Can the data below be echoed back word for word?

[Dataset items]
========================================================================

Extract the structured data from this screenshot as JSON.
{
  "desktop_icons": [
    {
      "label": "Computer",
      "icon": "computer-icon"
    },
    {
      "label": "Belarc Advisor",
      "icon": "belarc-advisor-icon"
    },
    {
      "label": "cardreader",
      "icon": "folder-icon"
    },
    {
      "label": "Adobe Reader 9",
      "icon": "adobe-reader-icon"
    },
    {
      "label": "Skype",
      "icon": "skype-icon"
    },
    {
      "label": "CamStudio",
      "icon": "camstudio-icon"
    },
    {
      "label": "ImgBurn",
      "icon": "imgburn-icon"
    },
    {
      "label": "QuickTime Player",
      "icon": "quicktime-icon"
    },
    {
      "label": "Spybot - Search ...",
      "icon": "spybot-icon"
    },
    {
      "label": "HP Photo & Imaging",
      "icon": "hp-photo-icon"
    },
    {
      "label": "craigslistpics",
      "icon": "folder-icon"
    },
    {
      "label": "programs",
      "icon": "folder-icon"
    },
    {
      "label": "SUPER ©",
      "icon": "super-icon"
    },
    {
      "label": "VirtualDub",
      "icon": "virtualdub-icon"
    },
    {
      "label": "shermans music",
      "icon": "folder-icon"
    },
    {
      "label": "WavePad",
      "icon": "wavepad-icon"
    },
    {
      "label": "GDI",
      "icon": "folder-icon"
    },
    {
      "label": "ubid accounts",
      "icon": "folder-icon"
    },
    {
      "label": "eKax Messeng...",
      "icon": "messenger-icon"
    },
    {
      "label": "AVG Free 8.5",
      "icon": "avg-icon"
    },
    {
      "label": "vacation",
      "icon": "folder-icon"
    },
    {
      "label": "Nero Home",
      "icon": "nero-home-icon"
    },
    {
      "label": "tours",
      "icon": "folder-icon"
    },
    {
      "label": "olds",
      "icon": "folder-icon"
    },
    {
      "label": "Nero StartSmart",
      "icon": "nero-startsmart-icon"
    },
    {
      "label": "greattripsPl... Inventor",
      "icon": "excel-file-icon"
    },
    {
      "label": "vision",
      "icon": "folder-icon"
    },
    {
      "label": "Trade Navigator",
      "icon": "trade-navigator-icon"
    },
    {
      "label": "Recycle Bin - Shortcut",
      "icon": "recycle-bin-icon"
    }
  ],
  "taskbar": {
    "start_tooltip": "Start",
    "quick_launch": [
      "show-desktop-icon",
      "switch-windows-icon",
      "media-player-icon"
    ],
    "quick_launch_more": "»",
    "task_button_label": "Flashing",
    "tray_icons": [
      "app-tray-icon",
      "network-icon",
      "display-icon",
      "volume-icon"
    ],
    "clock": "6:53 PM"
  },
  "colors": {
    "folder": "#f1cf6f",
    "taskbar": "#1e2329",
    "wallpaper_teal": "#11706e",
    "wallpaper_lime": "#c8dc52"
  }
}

========================================================================

-- Response to the exercise --
Extract the structured data from this screenshot as JSON.
{
  "desktop_icons": [
    {
      "label": "Computer",
      "icon": "computer-icon"
    },
    {
      "label": "Belarc Advisor",
      "icon": "belarc-advisor-icon"
    },
    {
      "label": "cardreader",
      "icon": "folder-icon"
    },
    {
      "label": "Adobe Reader 9",
      "icon": "adobe-reader-icon"
    },
    {
      "label": "Skype",
      "icon": "skype-icon"
    },
    {
      "label": "CamStudio",
      "icon": "camstudio-icon"
    },
    {
      "label": "ImgBurn",
      "icon": "imgburn-icon"
    },
    {
      "label": "QuickTime Player",
      "icon": "quicktime-icon"
    },
    {
      "label": "Spybot - Search ...",
      "icon": "spybot-icon"
    },
    {
      "label": "HP Photo & Imaging",
      "icon": "hp-photo-icon"
    },
    {
      "label": "craigslistpics",
      "icon": "folder-icon"
    },
    {
      "label": "programs",
      "icon": "folder-icon"
    },
    {
      "label": "SUPER ©",
      "icon": "super-icon"
    },
    {
      "label": "VirtualDub",
      "icon": "virtualdub-icon"
    },
    {
      "label": "shermans music",
      "icon": "folder-icon"
    },
    {
      "label": "WavePad",
      "icon": "wavepad-icon"
    },
    {
      "label": "GDI",
      "icon": "folder-icon"
    },
    {
      "label": "ubid accounts",
      "icon": "folder-icon"
    },
    {
      "label": "eKax Messeng...",
      "icon": "messenger-icon"
    },
    {
      "label": "AVG Free 8.5",
      "icon": "avg-icon"
    },
    {
      "label": "vacation",
      "icon": "folder-icon"
    },
    {
      "label": "Nero Home",
      "icon": "nero-home-icon"
    },
    {
      "label": "tours",
      "icon": "folder-icon"
    },
    {
      "label": "olds",
      "icon": "folder-icon"
    },
    {
      "label": "Nero StartSmart",
      "icon": "nero-startsmart-icon"
    },
    {
      "label": "greattripsPl... Inventor",
      "icon": "excel-file-icon"
    },
    {
      "label": "vision",
      "icon": "folder-icon"
    },
    {
      "label": "Trade Navigator",
      "icon": "trade-navigator-icon"
    },
    {
      "label": "Recycle Bin - Shortcut",
      "icon": "recycle-bin-icon"
    }
  ],
  "taskbar": {
    "start_tooltip": "Start",
    "quick_launch": [
      "show-desktop-icon",
      "switch-windows-icon",
      "media-player-icon"
    ],
    "quick_launch_more": "»",
    "task_button_label": "Flashing",
    "tray_icons": [
      "app-tray-icon",
      "network-icon",
      "display-icon",
      "volume-icon"
    ],
    "clock": "6:53 PM"
  },
  "colors": {
    "folder": "#f1cf6f",
    "taskbar": "#1e2329",
    "wallpaper_teal": "#11706e",
    "wallpaper_lime": "#c8dc52"
  }
}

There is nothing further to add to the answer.